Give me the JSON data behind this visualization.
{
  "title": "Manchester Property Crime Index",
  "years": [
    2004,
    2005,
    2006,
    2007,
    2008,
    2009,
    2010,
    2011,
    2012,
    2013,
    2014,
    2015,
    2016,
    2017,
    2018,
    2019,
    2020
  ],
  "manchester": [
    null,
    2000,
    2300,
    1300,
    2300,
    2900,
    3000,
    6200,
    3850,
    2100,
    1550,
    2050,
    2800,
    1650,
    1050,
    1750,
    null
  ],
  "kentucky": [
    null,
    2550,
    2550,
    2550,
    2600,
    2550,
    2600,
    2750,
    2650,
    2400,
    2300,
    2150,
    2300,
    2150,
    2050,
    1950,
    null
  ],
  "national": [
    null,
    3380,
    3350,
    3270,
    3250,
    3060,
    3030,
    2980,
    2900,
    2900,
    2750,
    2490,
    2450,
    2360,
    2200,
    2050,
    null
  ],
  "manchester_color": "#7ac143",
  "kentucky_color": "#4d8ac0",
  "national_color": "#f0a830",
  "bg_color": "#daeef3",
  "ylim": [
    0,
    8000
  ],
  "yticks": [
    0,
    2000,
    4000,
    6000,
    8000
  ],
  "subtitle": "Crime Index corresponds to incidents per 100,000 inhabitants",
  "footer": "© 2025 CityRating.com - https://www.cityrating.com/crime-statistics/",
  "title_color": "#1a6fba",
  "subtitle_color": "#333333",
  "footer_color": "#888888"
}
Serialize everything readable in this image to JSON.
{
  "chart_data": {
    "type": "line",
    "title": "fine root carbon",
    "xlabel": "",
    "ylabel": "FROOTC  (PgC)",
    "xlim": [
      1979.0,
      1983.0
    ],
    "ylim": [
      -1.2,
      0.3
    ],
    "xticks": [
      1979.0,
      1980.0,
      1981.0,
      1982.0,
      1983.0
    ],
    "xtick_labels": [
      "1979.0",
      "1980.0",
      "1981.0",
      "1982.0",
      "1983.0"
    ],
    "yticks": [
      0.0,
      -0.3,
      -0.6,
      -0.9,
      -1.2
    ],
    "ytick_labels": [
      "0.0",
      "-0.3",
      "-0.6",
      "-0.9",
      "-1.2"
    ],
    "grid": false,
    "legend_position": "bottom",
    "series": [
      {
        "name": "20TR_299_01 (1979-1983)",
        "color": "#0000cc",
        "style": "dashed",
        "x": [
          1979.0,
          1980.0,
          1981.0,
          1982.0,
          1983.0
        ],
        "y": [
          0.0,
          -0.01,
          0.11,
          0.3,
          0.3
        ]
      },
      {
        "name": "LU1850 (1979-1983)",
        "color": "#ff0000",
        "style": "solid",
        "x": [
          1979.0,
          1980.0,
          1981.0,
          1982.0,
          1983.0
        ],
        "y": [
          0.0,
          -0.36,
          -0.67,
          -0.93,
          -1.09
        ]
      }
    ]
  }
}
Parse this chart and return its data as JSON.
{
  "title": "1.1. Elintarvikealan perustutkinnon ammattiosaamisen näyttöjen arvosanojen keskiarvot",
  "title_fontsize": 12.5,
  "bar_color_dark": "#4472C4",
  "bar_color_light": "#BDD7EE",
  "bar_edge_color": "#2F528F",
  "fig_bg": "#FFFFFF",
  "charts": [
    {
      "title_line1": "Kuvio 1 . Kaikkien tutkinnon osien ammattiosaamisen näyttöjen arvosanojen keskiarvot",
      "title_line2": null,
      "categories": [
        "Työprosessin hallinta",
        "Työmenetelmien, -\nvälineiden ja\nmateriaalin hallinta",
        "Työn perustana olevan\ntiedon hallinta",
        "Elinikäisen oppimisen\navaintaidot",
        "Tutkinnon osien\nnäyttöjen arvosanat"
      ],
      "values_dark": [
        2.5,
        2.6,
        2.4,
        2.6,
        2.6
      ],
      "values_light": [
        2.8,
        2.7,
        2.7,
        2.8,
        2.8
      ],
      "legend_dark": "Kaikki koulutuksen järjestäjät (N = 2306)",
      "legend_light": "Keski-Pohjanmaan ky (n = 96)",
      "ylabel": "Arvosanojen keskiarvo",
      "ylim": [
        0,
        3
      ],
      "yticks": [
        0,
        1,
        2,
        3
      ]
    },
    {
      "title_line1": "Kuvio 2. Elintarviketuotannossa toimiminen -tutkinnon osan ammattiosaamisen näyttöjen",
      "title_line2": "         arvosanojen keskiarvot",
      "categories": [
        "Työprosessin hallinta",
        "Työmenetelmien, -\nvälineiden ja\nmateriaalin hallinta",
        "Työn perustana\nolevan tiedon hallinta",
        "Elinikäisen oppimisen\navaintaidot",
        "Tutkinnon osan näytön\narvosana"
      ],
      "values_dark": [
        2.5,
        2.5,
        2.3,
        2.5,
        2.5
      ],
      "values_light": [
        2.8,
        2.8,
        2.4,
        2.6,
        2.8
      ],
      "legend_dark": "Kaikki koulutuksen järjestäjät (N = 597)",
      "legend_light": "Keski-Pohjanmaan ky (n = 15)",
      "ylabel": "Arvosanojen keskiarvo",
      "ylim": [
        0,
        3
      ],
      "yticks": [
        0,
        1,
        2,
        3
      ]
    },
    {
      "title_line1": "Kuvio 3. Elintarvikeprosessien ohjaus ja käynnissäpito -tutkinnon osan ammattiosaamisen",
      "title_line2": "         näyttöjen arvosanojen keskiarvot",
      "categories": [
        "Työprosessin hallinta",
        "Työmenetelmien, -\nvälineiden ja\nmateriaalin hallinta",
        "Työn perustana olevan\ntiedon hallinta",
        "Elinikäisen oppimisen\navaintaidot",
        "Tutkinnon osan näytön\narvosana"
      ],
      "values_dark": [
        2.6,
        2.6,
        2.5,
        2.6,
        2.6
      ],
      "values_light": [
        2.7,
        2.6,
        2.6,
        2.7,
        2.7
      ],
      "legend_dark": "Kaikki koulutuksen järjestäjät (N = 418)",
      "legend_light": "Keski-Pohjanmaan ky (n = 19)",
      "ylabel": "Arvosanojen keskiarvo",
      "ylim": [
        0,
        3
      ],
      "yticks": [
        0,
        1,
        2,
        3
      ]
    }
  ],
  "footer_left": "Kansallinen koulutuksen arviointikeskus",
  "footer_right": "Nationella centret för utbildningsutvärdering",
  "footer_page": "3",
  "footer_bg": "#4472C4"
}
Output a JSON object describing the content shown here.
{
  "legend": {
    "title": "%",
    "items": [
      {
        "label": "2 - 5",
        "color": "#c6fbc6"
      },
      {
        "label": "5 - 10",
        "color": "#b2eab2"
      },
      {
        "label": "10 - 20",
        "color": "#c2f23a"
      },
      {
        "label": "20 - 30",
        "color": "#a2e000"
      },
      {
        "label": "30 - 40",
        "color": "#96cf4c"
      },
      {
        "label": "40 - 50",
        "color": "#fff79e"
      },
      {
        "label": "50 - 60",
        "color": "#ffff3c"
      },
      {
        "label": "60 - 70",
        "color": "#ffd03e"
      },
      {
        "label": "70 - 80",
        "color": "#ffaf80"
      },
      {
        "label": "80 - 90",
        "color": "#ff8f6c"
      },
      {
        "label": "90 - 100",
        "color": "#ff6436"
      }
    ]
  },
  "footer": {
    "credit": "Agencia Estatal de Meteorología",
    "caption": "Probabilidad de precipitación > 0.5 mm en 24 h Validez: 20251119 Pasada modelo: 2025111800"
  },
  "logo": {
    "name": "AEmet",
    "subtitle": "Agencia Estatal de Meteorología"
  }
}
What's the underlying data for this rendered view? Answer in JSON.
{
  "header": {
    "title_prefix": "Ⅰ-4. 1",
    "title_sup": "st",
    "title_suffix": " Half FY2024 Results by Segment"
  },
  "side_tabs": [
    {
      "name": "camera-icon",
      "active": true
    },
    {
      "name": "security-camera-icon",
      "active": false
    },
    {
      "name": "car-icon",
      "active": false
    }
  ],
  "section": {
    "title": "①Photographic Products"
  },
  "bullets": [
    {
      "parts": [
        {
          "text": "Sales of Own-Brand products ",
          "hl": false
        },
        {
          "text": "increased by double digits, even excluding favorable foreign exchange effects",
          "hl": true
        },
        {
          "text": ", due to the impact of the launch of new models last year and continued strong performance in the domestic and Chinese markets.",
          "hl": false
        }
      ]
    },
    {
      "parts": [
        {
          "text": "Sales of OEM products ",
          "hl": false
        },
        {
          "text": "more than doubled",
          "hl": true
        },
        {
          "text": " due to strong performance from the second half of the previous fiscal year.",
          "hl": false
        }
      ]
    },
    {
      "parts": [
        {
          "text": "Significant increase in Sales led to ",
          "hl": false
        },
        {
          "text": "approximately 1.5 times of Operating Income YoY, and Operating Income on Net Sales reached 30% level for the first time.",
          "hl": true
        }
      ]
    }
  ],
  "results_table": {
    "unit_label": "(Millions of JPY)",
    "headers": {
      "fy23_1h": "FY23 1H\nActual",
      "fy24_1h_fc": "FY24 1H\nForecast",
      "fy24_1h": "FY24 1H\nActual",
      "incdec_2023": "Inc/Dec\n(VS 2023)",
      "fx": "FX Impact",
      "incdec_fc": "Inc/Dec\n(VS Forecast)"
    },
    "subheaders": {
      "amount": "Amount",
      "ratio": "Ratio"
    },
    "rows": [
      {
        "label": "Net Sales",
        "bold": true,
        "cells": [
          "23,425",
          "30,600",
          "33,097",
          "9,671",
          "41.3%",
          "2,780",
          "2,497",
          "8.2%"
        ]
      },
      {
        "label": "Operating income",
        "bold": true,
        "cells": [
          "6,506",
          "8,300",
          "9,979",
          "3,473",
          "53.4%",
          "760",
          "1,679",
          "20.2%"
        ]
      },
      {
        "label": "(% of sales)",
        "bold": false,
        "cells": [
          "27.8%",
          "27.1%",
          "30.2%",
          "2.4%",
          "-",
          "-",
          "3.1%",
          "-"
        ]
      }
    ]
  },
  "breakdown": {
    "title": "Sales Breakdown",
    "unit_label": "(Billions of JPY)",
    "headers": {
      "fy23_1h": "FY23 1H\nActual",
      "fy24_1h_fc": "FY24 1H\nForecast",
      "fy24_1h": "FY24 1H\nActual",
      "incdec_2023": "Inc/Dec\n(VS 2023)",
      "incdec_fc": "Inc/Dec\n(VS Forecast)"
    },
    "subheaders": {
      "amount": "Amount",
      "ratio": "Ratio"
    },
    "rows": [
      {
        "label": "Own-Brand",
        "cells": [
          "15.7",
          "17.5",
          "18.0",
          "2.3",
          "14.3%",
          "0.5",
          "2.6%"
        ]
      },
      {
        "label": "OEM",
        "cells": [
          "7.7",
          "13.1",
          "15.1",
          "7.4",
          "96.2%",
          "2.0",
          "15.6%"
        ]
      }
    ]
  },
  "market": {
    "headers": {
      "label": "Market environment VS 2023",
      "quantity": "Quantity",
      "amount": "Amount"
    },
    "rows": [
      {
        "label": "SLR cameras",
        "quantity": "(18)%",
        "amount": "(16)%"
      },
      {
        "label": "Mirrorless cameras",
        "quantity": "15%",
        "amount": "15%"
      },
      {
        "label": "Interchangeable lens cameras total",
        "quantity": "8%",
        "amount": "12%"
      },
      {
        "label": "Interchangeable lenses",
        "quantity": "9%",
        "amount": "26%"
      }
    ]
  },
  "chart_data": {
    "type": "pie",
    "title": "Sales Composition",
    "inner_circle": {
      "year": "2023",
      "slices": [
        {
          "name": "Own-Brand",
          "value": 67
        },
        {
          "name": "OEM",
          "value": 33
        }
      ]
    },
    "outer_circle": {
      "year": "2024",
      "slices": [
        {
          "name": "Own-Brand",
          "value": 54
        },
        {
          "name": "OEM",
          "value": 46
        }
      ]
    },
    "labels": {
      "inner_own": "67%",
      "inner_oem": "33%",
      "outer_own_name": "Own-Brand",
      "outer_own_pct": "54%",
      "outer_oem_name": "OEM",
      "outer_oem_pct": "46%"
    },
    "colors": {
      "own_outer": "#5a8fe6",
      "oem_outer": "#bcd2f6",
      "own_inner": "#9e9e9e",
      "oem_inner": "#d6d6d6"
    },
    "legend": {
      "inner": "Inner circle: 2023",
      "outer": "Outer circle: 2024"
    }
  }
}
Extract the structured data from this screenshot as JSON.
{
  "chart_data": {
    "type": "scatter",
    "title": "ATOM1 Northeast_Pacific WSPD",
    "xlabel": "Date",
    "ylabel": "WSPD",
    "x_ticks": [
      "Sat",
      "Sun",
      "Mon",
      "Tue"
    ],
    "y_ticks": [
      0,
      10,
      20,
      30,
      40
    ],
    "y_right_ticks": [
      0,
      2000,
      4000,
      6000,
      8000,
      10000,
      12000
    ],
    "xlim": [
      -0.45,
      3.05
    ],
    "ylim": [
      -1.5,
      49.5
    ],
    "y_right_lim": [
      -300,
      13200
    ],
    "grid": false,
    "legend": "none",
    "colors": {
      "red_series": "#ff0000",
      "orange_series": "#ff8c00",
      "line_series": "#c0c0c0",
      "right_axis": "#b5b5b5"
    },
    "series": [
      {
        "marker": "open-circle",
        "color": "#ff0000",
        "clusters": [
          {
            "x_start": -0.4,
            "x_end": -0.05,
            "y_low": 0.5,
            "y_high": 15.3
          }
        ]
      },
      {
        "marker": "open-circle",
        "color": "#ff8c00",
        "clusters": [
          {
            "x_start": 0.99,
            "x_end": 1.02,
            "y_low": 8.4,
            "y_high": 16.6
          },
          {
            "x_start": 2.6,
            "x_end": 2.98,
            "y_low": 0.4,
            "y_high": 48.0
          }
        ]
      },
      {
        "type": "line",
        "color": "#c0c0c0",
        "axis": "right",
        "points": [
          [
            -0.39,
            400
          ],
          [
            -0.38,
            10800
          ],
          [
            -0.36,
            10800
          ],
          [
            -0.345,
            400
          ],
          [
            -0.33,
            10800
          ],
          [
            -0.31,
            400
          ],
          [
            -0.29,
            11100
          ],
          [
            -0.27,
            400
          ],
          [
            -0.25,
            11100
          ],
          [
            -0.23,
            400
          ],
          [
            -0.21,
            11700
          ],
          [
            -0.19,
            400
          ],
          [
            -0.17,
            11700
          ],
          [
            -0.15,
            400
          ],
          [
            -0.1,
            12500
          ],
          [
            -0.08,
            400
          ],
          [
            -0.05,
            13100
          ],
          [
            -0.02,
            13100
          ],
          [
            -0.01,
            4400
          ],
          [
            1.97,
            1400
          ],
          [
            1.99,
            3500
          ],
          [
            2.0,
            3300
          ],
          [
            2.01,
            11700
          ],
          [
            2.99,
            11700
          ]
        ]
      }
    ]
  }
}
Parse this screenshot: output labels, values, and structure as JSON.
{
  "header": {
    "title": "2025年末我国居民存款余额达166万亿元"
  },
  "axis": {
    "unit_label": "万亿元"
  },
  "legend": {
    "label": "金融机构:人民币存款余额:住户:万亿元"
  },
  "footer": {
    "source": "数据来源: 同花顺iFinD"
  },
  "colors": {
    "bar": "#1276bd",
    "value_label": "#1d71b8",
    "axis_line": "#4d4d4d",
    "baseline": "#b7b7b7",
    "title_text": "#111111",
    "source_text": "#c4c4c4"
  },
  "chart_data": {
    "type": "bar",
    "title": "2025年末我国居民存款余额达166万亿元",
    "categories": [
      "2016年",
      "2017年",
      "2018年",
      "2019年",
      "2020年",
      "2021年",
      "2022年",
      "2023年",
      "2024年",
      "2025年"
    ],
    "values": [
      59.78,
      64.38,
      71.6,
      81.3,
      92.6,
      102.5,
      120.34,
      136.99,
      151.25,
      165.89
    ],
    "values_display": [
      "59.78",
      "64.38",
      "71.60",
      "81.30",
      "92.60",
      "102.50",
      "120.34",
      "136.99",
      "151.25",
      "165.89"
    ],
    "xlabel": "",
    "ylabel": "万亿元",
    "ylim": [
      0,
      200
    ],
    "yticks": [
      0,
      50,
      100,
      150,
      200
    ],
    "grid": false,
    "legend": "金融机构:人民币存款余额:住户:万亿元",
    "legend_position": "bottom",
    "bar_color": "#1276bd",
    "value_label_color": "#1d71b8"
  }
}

:: To do ::
Go through the preceding material and copy each line that has the word "ammattiosaamisen".

:: Task solution ::
  "title": "1.1. Elintarvikealan perustutkinnon ammattiosaamisen näyttöjen arvosanojen keskiarvot",
      "title_line1": "Kuvio 1 . Kaikkien tutkinnon osien ammattiosaamisen näyttöjen arvosanojen keskiarvot",
      "title_line1": "Kuvio 2. Elintarviketuotannossa toimiminen -tutkinnon osan ammattiosaamisen näyttöjen",
      "title_line1": "Kuvio 3. Elintarvikeprosessien ohjaus ja käynnissäpito -tutkinnon osan ammattiosaamisen",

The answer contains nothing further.